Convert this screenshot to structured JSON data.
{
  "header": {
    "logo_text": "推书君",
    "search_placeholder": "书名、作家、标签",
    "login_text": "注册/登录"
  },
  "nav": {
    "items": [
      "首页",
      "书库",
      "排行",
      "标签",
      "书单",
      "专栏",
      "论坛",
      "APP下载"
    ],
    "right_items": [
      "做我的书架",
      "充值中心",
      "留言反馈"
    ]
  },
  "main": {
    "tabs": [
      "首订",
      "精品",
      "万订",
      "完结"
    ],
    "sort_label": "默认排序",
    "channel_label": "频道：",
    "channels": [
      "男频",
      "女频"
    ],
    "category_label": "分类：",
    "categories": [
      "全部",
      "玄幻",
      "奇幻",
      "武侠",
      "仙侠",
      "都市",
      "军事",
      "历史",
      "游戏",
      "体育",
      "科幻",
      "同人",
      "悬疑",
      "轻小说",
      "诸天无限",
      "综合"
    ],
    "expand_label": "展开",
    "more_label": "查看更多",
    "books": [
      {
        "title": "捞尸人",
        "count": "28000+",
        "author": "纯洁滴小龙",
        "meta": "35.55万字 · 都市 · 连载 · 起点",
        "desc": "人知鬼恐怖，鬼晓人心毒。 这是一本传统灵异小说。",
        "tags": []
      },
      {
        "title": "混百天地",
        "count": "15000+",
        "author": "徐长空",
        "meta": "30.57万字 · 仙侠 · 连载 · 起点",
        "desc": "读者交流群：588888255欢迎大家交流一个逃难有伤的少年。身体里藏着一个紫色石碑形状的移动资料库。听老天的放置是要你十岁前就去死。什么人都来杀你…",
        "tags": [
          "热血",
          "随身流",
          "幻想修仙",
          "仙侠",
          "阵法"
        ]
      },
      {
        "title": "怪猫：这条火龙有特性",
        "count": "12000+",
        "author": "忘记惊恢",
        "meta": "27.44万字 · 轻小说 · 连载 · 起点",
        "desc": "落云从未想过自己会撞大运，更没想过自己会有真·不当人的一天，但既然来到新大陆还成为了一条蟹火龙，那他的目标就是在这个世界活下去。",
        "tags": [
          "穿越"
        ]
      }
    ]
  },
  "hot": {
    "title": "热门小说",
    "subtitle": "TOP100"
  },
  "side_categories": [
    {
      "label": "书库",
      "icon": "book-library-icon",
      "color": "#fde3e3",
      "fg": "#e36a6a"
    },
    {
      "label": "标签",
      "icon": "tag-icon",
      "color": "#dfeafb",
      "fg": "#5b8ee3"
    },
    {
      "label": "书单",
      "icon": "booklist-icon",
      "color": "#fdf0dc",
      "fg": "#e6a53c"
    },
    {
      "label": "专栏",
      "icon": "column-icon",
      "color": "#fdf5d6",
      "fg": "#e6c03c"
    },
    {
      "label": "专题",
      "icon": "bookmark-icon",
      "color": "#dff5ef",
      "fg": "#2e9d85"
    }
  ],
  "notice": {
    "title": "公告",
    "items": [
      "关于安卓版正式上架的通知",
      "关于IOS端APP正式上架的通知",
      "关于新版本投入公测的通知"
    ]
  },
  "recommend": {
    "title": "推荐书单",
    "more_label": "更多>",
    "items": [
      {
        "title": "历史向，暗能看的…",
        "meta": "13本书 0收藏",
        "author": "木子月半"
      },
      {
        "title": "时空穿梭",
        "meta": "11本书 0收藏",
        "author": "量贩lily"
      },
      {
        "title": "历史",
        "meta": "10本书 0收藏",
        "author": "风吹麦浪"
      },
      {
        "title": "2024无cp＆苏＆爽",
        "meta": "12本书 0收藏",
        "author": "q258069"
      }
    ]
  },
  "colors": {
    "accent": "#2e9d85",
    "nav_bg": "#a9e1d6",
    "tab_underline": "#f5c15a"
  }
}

+===+

▸ **TASK BRIEF**: Copy out all lines where the word "desc" appears.

▸ **RESPONSE FOR THIS EXERCISE**:
        "desc": "人知鬼恐怖，鬼晓人心毒。 这是一本传统灵异小说。",
        "desc": "读者交流群：588888255欢迎大家交流一个逃难有伤的少年。身体里藏着一个紫色石碑形状的移动资料库。听老天的放置是要你十岁前就去死。什么人都来杀你…",
        "desc": "落云从未想过自己会撞大运，更没想过自己会有真·不当人的一天，但既然来到新大陆还成为了一条蟹火龙，那他的目标就是在这个世界活下去。",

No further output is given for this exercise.